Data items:

▽

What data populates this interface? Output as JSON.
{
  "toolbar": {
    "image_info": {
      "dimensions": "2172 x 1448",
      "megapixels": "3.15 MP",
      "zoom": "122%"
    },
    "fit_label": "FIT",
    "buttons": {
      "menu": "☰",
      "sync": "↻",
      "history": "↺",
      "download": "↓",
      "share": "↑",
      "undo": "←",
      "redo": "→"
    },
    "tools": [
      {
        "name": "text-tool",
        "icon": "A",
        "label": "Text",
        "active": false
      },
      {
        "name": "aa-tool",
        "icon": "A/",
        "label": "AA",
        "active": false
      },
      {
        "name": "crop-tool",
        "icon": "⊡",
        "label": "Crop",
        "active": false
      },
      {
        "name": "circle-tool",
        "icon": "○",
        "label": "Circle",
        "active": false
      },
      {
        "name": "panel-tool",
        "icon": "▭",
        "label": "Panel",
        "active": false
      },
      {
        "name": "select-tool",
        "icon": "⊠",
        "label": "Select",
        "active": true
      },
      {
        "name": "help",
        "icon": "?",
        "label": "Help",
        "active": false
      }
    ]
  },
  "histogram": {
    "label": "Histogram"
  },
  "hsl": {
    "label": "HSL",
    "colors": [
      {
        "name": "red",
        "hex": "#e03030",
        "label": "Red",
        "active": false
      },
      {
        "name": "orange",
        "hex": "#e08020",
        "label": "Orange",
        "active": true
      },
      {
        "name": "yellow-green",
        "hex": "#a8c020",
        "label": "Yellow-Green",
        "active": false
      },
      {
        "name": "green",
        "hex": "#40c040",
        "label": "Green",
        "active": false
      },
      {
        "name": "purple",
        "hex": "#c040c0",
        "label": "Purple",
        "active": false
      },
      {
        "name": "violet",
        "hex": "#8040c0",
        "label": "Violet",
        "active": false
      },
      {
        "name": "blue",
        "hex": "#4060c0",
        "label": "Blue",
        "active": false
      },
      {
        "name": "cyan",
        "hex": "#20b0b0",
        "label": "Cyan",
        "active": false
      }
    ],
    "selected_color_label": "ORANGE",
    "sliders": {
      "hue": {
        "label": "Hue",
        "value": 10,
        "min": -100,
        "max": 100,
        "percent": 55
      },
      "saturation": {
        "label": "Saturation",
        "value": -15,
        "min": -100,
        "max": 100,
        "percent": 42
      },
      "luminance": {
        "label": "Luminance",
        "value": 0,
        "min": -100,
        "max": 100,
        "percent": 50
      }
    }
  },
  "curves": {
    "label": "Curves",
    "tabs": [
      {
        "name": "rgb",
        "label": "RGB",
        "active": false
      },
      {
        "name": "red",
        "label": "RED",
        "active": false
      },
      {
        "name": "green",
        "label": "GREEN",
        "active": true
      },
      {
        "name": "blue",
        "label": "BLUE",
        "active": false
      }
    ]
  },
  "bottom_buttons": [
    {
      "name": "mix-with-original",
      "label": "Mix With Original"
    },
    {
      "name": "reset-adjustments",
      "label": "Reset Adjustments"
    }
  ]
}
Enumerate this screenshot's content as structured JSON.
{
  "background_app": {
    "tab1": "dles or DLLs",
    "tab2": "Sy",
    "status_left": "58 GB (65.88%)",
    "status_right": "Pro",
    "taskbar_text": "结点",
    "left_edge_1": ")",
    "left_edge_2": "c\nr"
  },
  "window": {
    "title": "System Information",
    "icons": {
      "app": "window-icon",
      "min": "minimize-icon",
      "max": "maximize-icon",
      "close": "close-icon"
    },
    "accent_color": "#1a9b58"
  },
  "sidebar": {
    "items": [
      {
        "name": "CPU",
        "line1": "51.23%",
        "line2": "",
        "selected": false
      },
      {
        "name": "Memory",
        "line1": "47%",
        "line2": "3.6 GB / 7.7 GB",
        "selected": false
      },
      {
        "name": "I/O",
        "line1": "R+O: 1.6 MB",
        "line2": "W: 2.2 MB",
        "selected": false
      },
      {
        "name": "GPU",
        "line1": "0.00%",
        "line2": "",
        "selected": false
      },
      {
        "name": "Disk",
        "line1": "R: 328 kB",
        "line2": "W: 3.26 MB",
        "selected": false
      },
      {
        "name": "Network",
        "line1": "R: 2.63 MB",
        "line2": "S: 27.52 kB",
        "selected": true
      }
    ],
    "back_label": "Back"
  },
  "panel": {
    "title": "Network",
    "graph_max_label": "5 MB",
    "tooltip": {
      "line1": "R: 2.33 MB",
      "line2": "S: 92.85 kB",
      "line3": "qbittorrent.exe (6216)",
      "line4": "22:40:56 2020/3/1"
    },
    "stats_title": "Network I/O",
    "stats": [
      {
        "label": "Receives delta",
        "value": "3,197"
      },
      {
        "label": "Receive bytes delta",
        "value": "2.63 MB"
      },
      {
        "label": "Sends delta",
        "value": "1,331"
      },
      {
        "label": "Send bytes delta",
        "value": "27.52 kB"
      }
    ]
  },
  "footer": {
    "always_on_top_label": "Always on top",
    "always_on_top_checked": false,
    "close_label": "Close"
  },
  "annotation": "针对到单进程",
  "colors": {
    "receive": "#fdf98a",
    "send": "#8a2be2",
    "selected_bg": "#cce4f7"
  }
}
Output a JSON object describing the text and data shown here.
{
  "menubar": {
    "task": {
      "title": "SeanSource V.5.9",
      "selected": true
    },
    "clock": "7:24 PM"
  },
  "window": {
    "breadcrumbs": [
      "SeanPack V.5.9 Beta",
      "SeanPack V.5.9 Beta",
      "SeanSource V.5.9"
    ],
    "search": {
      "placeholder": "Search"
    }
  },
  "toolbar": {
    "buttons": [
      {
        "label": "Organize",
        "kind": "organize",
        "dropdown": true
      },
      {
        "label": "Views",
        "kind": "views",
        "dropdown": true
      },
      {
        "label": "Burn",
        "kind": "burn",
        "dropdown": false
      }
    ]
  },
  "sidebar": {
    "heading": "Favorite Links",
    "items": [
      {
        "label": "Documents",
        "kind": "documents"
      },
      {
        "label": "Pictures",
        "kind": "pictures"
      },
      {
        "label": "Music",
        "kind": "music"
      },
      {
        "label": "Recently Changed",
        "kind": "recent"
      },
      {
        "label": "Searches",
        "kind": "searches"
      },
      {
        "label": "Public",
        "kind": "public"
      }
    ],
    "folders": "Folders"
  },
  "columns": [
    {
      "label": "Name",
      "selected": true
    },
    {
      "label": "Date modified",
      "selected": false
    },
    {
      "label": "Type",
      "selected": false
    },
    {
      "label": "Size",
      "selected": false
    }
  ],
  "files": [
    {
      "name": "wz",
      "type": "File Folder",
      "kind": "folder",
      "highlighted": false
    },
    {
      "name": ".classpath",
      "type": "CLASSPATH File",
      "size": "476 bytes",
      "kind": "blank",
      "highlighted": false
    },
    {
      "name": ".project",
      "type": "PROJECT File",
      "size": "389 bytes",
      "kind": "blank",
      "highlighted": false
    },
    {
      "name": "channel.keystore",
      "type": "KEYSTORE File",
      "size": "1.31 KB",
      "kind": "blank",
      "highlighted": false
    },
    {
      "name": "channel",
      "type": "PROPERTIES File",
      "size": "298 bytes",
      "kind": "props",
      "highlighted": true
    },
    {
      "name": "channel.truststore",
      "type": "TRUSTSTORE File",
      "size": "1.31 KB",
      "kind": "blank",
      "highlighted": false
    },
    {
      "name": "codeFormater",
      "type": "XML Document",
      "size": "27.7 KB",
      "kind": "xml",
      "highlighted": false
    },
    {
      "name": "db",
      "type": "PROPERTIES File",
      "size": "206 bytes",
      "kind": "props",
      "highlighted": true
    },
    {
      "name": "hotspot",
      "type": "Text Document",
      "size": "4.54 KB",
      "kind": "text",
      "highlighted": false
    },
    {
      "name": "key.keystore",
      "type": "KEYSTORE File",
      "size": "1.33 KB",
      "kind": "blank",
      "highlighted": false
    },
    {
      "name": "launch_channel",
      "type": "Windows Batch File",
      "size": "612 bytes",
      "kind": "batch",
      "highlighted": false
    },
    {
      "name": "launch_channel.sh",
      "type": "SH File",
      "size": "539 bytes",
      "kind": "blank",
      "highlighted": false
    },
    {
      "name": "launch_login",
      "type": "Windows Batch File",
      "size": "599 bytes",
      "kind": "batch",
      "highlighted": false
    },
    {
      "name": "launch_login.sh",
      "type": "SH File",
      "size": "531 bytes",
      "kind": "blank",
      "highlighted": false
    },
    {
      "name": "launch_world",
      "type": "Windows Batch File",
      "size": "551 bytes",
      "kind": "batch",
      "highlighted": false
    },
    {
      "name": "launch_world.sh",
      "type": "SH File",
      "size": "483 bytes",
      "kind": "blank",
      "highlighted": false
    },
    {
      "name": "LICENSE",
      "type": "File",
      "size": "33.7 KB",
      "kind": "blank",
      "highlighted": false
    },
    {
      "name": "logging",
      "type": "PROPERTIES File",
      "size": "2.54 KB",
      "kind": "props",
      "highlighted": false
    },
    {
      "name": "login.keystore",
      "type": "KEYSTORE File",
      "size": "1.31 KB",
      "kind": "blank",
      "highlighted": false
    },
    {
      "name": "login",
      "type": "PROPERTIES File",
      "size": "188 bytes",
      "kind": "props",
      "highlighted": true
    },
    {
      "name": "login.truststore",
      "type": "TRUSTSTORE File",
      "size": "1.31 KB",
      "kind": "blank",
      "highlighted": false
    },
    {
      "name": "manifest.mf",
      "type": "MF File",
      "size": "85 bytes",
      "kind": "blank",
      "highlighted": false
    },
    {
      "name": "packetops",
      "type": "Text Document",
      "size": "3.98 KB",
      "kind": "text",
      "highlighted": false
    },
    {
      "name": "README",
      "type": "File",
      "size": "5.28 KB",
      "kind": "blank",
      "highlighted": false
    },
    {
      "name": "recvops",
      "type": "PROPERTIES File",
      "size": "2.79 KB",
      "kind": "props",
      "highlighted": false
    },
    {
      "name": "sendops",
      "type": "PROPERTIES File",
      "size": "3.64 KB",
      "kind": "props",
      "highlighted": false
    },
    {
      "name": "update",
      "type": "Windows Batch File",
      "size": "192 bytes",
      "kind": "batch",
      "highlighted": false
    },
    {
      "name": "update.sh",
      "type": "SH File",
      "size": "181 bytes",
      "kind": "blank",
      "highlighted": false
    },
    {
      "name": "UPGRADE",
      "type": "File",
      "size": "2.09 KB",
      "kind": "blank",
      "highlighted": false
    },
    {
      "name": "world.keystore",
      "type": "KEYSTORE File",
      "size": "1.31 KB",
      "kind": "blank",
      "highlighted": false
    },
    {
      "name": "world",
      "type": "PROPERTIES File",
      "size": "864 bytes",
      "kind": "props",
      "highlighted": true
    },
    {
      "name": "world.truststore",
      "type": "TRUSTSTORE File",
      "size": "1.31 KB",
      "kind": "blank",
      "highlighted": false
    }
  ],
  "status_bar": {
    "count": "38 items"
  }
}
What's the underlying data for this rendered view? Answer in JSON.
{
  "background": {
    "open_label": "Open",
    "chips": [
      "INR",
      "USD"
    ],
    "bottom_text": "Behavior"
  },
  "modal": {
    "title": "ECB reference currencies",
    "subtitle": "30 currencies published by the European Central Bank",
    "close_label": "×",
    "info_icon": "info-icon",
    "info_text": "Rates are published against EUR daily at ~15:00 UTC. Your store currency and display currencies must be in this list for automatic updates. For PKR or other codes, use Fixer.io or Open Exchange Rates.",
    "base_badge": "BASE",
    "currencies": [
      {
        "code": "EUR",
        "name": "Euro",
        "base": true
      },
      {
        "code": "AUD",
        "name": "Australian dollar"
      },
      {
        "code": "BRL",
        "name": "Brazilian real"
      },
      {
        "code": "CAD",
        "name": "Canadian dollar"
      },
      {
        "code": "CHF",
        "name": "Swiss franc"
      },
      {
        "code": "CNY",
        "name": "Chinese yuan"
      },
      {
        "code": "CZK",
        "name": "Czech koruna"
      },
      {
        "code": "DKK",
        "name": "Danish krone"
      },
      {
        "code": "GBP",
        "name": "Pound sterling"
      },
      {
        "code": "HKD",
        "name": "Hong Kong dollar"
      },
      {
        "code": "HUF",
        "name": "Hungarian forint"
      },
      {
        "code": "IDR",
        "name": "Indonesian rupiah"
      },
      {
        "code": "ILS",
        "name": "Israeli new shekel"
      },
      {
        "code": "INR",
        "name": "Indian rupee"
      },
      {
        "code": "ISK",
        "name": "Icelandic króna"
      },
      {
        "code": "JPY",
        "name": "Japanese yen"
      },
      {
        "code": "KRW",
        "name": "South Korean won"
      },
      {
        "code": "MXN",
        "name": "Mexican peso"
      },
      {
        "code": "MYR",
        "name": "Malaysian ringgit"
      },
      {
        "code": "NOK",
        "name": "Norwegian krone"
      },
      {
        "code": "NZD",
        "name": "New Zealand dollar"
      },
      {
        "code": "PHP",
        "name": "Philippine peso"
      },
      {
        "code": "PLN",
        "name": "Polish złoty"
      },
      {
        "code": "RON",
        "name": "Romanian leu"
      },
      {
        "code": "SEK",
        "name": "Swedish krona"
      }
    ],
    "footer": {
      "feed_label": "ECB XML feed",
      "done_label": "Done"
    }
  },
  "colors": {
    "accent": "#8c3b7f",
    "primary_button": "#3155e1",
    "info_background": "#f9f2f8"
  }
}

△

Written instruction = Show every line in the entries where the string "Open" occurs.

Response to this task =
    "open_label": "Open",
    "info_text": "Rates are published against EUR daily at ~15:00 UTC. Your store currency and display currencies must be in this list for automatic updates. For PKR or other codes, use Fixer.io or Open Exchange Rates.",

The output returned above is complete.